STATED TASK » Omit every picture while repeating the entries exactly.

DATA LINES »
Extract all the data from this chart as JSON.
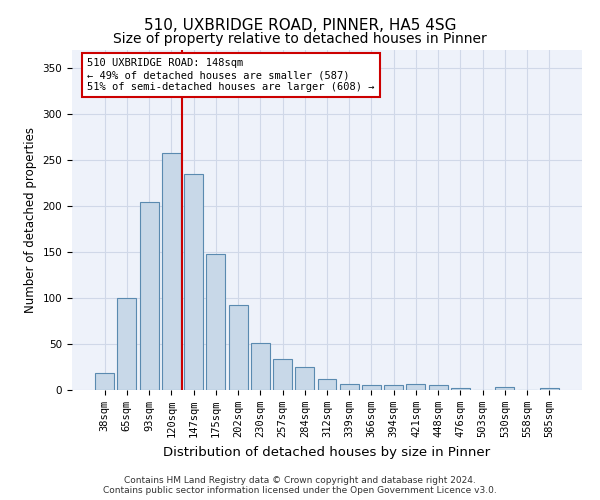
{
  "title": "510, UXBRIDGE ROAD, PINNER, HA5 4SG",
  "subtitle": "Size of property relative to detached houses in Pinner",
  "xlabel": "Distribution of detached houses by size in Pinner",
  "ylabel": "Number of detached properties",
  "categories": [
    "38sqm",
    "65sqm",
    "93sqm",
    "120sqm",
    "147sqm",
    "175sqm",
    "202sqm",
    "230sqm",
    "257sqm",
    "284sqm",
    "312sqm",
    "339sqm",
    "366sqm",
    "394sqm",
    "421sqm",
    "448sqm",
    "476sqm",
    "503sqm",
    "530sqm",
    "558sqm",
    "585sqm"
  ],
  "values": [
    18,
    100,
    205,
    258,
    235,
    148,
    93,
    51,
    34,
    25,
    12,
    7,
    5,
    5,
    6,
    5,
    2,
    0,
    3,
    0,
    2
  ],
  "bar_color": "#c8d8e8",
  "bar_edge_color": "#5a8ab0",
  "grid_color": "#d0d8e8",
  "background_color": "#eef2fa",
  "annotation_box_color": "#ffffff",
  "annotation_box_edge": "#cc0000",
  "annotation_line_color": "#cc0000",
  "annotation_text": "510 UXBRIDGE ROAD: 148sqm\n← 49% of detached houses are smaller (587)\n51% of semi-detached houses are larger (608) →",
  "red_line_x": 3.5,
  "ylim": [
    0,
    370
  ],
  "yticks": [
    0,
    50,
    100,
    150,
    200,
    250,
    300,
    350
  ],
  "footer": "Contains HM Land Registry data © Crown copyright and database right 2024.\nContains public sector information licensed under the Open Government Licence v3.0.",
  "title_fontsize": 11,
  "subtitle_fontsize": 10,
  "xlabel_fontsize": 9.5,
  "ylabel_fontsize": 8.5,
  "tick_fontsize": 7.5,
  "footer_fontsize": 6.5
}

TASK OUTPUT »
Extract all the data from this chart as JSON.
{
  "title": "510, UXBRIDGE ROAD, PINNER, HA5 4SG",
  "subtitle": "Size of property relative to detached houses in Pinner",
  "xlabel": "Distribution of detached houses by size in Pinner",
  "ylabel": "Number of detached properties",
  "categories": [
    "38sqm",
    "65sqm",
    "93sqm",
    "120sqm",
    "147sqm",
    "175sqm",
    "202sqm",
    "230sqm",
    "257sqm",
    "284sqm",
    "312sqm",
    "339sqm",
    "366sqm",
    "394sqm",
    "421sqm",
    "448sqm",
    "476sqm",
    "503sqm",
    "530sqm",
    "558sqm",
    "585sqm"
  ],
  "values": [
    18,
    100,
    205,
    258,
    235,
    148,
    93,
    51,
    34,
    25,
    12,
    7,
    5,
    5,
    6,
    5,
    2,
    0,
    3,
    0,
    2
  ],
  "bar_color": "#c8d8e8",
  "bar_edge_color": "#5a8ab0",
  "grid_color": "#d0d8e8",
  "background_color": "#eef2fa",
  "annotation_box_color": "#ffffff",
  "annotation_box_edge": "#cc0000",
  "annotation_line_color": "#cc0000",
  "annotation_text": "510 UXBRIDGE ROAD: 148sqm\n← 49% of detached houses are smaller (587)\n51% of semi-detached houses are larger (608) →",
  "red_line_x": 3.5,
  "ylim": [
    0,
    370
  ],
  "yticks": [
    0,
    50,
    100,
    150,
    200,
    250,
    300,
    350
  ],
  "footer": "Contains HM Land Registry data © Crown copyright and database right 2024.\nContains public sector information licensed under the Open Government Licence v3.0.",
  "title_fontsize": 11,
  "subtitle_fontsize": 10,
  "xlabel_fontsize": 9.5,
  "ylabel_fontsize": 8.5,
  "tick_fontsize": 7.5,
  "footer_fontsize": 6.5
}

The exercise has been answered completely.